> _What needs to be done_
Go through the listing and return every line with "content" in it.

> _Input for this task_
start

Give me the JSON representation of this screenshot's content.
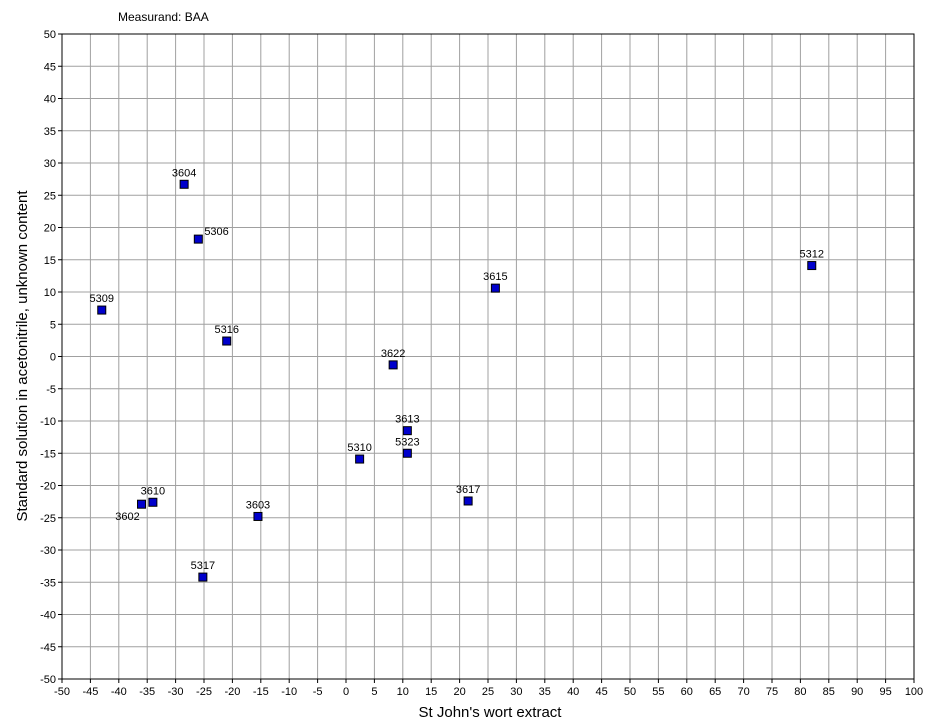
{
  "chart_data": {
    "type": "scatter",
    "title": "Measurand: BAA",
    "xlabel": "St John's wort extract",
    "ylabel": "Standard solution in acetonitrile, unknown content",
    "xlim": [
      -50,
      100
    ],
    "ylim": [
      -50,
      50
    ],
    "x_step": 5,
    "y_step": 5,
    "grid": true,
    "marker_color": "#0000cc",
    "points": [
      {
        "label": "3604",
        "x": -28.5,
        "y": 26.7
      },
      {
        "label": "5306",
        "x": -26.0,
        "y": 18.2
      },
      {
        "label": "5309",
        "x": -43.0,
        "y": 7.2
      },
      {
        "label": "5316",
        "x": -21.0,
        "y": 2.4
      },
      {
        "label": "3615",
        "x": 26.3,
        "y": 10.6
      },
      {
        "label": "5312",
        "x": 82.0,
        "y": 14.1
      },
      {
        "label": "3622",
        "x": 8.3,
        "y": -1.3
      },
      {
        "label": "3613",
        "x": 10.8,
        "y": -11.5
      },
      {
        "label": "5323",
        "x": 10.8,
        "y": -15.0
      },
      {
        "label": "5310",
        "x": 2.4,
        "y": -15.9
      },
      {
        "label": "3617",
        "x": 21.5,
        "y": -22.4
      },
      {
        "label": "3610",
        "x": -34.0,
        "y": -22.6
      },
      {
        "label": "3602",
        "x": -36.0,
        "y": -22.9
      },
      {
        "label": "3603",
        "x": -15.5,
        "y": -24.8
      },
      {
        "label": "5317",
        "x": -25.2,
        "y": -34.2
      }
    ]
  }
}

end
start

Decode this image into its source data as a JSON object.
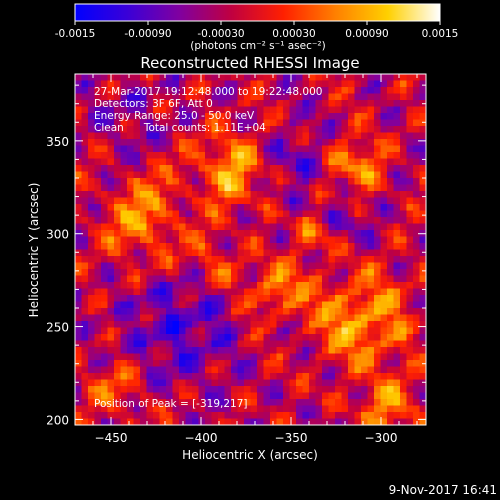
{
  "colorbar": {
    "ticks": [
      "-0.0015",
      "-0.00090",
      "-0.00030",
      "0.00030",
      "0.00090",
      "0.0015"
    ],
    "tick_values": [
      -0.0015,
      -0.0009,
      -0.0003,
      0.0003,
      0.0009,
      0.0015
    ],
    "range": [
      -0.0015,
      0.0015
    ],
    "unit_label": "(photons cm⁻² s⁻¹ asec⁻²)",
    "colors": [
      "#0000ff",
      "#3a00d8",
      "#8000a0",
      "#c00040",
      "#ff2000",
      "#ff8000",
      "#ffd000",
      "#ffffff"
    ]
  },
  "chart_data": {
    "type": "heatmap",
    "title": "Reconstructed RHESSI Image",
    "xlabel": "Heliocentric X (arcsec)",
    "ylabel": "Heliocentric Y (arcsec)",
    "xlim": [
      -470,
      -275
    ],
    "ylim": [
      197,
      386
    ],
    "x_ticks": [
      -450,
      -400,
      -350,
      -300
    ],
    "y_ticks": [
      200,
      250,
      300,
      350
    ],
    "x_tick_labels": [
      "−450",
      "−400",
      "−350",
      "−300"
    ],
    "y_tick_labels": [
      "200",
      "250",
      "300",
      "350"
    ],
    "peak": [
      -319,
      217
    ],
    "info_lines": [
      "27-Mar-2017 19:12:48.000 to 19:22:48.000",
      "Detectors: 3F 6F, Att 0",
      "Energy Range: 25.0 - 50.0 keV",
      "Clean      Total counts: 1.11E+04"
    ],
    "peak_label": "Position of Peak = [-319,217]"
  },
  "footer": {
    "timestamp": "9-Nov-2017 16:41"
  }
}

end

> _Task result_
Give me the JSON representation of this screenshot's content.
    "ylabel": "Standard solution in acetonitrile, unknown content",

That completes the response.